## SUPPLIED DATA

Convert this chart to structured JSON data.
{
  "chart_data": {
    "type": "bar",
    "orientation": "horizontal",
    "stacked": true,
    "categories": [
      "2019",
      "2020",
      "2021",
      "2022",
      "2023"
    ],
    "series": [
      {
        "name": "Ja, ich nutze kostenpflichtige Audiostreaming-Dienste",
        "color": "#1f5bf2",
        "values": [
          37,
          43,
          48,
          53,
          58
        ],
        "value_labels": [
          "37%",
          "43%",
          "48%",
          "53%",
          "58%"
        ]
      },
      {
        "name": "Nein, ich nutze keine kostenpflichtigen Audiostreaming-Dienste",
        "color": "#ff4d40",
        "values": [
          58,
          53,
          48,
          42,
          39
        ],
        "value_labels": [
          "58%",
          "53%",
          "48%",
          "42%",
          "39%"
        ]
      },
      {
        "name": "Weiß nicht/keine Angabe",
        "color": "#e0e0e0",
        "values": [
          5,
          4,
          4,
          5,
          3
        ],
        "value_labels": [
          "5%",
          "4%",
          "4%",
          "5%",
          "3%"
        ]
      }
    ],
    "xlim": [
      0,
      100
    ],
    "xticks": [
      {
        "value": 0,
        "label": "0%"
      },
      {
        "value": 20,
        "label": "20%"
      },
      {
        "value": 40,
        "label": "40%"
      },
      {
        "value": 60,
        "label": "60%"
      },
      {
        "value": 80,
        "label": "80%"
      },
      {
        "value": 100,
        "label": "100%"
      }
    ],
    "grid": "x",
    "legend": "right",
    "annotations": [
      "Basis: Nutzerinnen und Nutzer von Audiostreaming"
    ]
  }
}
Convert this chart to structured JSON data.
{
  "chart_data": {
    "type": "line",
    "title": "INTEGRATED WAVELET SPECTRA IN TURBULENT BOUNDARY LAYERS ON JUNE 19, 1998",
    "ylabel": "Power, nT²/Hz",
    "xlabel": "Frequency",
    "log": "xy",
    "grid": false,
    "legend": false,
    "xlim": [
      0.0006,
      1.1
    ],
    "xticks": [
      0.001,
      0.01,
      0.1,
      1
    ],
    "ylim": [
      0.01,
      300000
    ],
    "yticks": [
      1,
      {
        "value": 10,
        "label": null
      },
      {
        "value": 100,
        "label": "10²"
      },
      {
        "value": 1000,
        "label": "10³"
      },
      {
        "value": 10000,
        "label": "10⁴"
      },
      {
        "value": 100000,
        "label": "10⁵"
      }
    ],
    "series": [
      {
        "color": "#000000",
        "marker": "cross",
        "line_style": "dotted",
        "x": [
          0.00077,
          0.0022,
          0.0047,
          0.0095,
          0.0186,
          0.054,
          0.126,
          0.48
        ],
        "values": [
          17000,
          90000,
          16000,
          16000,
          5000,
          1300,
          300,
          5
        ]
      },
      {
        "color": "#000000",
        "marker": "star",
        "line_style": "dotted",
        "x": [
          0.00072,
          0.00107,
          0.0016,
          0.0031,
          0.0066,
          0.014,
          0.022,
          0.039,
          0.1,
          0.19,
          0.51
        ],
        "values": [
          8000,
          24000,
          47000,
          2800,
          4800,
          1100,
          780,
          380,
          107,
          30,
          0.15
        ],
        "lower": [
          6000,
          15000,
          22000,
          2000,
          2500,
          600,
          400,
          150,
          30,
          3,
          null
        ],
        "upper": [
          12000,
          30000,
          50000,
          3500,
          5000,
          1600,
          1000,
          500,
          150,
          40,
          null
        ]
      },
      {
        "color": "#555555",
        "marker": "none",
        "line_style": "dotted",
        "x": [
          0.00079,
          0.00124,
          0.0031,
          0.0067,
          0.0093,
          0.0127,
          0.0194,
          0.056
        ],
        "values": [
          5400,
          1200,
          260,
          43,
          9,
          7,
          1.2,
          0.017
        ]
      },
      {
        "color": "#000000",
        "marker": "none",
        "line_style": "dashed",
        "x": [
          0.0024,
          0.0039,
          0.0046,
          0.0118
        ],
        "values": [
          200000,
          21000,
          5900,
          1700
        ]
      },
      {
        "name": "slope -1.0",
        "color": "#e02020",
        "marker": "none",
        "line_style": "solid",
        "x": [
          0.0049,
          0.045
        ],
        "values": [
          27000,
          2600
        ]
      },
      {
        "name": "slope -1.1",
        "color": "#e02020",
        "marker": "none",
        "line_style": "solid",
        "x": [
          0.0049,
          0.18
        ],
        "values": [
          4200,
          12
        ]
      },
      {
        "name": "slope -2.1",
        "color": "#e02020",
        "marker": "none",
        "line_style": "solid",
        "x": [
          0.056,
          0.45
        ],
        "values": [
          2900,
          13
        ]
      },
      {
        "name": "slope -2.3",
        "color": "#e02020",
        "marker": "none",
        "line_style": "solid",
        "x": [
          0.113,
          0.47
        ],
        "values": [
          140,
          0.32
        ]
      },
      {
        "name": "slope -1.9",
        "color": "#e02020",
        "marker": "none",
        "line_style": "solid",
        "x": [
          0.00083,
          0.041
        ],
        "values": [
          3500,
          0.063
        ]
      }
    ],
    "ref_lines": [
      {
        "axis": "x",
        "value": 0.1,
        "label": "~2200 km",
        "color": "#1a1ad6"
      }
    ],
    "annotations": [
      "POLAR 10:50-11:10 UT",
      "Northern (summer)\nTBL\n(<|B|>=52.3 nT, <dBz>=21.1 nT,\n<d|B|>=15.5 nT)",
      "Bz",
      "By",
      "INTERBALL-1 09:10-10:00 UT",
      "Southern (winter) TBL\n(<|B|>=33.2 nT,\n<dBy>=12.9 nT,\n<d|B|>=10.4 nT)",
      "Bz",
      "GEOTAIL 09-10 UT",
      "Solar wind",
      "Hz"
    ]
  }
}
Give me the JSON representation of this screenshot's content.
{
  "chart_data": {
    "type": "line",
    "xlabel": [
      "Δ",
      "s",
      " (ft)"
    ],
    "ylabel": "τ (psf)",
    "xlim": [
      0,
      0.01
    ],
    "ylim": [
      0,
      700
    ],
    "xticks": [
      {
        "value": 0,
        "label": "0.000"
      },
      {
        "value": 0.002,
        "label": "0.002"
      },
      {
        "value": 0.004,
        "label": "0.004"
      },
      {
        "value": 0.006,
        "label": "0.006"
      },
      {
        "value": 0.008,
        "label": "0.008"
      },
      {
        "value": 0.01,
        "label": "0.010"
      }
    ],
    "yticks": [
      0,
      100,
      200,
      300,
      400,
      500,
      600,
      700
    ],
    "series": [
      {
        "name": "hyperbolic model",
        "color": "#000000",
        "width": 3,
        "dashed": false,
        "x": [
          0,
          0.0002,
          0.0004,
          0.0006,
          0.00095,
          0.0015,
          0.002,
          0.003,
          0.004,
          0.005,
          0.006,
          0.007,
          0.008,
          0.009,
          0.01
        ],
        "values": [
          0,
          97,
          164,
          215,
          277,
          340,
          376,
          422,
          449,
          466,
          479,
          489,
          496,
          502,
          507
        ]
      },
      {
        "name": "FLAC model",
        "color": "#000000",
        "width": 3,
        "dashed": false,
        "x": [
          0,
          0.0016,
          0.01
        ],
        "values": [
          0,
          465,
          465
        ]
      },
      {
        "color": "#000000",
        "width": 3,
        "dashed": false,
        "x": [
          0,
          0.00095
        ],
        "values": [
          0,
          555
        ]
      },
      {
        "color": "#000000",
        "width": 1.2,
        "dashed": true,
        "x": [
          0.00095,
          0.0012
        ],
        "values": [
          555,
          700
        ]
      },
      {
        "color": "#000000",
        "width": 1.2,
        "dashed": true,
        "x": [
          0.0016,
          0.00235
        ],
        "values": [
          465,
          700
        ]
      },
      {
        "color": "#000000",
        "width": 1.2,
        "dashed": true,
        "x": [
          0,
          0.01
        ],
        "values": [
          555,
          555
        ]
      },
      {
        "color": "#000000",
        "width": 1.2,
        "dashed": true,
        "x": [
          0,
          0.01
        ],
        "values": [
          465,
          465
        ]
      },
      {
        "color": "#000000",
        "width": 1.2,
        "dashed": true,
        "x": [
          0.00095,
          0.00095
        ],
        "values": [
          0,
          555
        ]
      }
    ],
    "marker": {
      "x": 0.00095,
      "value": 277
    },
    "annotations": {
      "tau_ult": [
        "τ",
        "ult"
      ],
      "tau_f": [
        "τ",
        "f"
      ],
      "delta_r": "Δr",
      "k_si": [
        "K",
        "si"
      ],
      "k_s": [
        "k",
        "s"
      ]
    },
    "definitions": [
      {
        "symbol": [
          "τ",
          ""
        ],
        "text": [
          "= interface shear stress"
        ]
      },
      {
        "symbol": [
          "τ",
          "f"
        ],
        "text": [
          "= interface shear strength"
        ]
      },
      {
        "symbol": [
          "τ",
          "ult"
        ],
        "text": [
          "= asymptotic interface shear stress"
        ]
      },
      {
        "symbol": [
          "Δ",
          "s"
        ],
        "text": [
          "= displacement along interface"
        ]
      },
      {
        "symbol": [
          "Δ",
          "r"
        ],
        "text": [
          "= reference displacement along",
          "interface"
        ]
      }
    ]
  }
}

## EXERCISE BRIEF
Reply with one number only, the count of lines above that hold the string "along".

## FULL RESPONSE
2